Objective: Locate the lines where "skills" occurs and copy them as they stand.

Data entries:
╔══

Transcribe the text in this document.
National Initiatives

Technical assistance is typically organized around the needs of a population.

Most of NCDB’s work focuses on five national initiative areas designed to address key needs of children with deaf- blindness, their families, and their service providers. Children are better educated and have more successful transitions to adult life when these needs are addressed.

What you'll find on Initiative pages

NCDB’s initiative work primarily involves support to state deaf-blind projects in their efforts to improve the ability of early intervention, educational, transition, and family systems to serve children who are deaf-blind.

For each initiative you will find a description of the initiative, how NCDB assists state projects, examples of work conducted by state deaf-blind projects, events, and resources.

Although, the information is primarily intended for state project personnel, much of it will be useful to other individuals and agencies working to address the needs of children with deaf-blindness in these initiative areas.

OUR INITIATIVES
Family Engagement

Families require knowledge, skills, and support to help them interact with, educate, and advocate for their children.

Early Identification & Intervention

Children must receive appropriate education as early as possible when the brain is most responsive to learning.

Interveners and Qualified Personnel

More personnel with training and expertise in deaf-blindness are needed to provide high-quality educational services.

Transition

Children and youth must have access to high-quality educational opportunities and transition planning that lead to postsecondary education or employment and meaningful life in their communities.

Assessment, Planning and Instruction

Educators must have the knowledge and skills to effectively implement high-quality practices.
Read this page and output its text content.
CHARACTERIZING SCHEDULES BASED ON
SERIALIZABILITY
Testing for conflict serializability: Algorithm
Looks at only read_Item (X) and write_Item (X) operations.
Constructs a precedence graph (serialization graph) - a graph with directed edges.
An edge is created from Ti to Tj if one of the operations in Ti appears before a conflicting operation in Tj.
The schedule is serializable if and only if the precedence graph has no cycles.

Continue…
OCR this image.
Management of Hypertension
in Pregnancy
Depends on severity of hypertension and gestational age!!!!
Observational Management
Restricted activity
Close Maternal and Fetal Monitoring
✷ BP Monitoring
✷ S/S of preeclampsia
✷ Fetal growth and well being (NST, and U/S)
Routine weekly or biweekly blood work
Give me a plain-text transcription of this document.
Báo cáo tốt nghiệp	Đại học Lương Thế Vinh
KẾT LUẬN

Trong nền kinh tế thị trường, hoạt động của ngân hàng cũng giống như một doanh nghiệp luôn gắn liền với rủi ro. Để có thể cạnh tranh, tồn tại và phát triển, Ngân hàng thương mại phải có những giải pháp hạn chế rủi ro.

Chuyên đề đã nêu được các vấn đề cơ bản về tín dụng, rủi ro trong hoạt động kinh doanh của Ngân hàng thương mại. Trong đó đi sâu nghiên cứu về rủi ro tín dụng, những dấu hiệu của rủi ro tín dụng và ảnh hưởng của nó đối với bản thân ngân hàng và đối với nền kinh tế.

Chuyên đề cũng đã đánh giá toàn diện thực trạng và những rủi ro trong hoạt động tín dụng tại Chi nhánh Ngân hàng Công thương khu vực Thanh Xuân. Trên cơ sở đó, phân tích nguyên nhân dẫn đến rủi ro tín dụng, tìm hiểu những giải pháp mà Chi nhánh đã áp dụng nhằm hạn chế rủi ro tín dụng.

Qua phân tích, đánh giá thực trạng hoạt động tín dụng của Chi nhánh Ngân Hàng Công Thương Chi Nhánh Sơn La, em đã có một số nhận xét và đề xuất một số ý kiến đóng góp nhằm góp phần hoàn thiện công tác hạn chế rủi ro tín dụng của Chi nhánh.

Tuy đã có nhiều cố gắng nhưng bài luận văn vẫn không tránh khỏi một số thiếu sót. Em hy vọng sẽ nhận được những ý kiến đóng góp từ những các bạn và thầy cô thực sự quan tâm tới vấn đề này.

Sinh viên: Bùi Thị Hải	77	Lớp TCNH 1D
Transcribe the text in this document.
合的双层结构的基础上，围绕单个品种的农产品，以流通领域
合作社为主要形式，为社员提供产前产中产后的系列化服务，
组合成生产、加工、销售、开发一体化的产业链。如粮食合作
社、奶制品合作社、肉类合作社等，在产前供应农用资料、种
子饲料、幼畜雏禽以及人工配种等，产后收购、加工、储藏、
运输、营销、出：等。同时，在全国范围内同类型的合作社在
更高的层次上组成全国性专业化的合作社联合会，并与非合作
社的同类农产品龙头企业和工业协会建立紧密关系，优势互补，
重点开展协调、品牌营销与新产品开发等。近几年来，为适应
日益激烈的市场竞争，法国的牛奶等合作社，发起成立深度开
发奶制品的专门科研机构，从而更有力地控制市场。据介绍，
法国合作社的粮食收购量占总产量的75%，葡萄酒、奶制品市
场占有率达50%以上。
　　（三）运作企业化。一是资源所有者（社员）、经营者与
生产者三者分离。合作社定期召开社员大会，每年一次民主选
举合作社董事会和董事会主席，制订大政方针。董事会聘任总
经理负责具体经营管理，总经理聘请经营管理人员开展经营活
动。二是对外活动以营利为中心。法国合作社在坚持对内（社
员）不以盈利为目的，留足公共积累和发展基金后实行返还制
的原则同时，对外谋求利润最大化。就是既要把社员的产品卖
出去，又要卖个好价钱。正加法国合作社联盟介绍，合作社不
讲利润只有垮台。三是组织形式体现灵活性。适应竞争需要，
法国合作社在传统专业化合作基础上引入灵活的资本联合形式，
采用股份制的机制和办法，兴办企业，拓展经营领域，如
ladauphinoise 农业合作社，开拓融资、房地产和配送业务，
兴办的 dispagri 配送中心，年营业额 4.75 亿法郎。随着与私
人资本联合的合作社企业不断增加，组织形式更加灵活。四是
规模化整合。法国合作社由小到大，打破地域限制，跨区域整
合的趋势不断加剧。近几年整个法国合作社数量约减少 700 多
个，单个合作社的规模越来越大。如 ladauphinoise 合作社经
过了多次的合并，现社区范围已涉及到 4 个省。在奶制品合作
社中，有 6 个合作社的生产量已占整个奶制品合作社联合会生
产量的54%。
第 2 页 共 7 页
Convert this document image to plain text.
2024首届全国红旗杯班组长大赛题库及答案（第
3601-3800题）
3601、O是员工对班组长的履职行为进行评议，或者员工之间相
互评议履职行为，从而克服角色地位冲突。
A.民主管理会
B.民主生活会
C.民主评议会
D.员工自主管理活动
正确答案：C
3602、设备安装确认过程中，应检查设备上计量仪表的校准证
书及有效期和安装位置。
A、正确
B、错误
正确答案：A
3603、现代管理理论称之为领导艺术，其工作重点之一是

╚══

Reply:
Families require knowledge, skills, and support to help them interact with, educate, and advocate for their children.
Educators must have the knowledge and skills to effectively implement high-quality practices.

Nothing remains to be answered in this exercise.